• **GOAL**: For this exercise, copy out each line of the material below that includes "when".

• **RECORDED INFORMATION**:
'''
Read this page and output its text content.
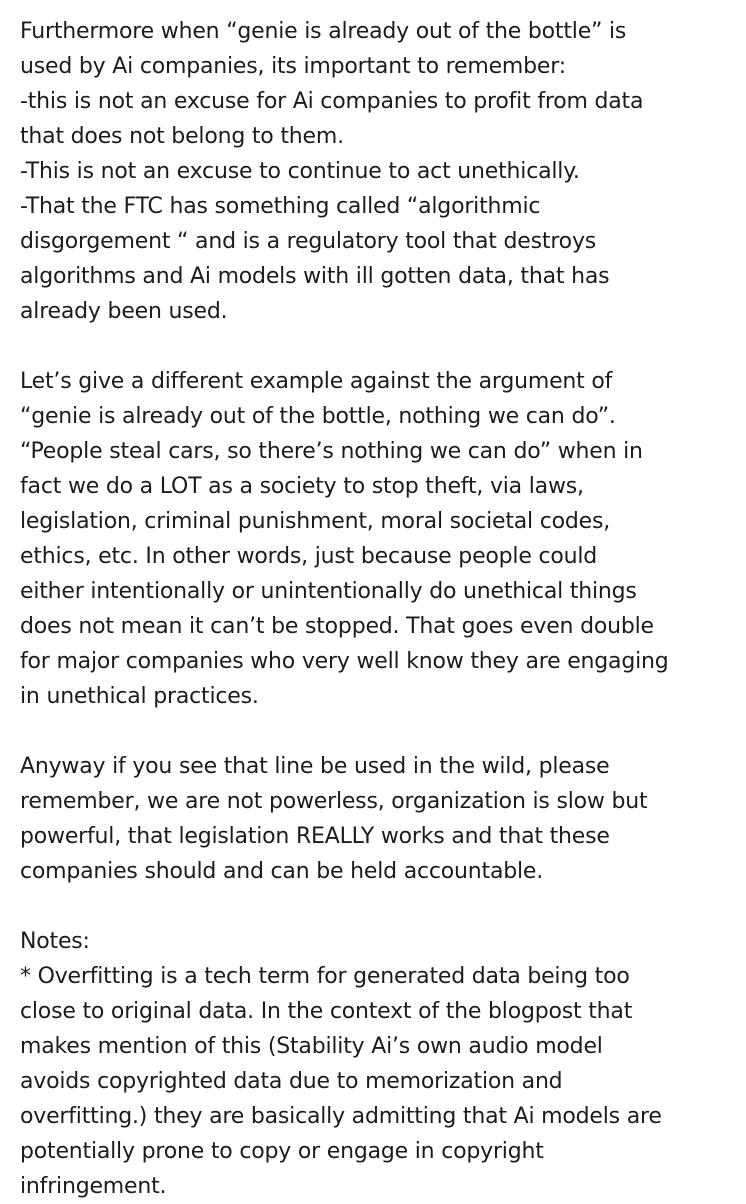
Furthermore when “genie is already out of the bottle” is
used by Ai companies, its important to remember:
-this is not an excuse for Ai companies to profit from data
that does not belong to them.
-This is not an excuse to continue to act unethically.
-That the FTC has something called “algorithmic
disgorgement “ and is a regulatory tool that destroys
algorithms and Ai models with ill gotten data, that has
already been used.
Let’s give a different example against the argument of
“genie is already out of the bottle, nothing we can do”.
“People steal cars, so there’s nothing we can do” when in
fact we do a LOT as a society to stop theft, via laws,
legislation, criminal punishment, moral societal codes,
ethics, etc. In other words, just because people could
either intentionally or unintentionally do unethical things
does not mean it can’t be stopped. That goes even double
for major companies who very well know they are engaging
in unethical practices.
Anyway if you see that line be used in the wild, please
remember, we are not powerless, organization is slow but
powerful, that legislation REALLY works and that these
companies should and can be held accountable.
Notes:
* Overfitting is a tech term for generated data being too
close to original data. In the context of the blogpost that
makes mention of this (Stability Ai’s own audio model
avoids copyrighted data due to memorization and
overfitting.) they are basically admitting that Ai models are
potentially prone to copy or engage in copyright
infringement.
'''
'''
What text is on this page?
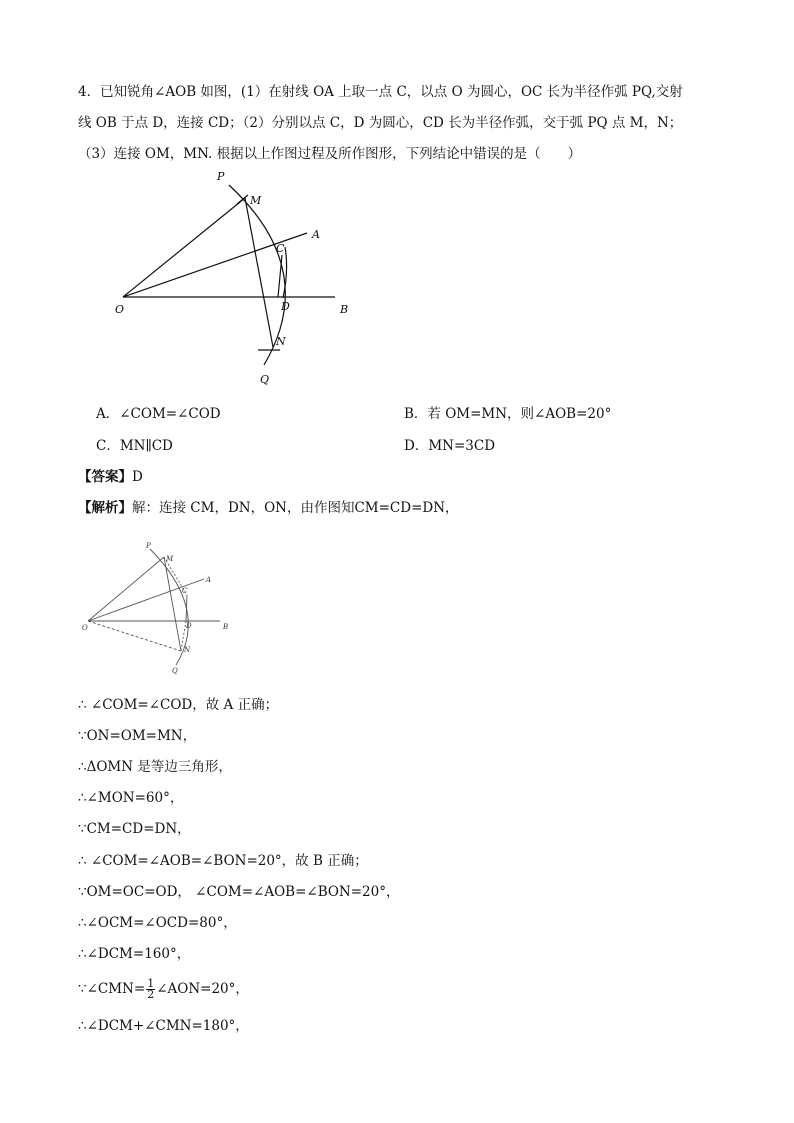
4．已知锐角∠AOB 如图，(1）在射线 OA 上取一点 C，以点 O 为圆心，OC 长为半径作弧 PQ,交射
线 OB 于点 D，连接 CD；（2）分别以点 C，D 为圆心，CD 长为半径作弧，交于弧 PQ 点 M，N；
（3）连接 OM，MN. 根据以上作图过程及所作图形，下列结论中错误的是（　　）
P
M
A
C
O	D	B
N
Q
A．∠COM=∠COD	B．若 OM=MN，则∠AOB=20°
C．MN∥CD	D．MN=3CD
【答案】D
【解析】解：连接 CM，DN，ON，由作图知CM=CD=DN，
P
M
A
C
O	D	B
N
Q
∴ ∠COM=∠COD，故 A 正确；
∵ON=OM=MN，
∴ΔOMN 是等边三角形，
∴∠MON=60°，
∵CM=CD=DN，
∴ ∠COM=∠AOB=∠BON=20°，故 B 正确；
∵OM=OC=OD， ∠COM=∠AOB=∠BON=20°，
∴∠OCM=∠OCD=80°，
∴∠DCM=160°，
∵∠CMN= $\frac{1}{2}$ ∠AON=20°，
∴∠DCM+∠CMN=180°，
'''
• **REPLY**:
Furthermore when “genie is already out of the bottle” is
“People steal cars, so there’s nothing we can do” when in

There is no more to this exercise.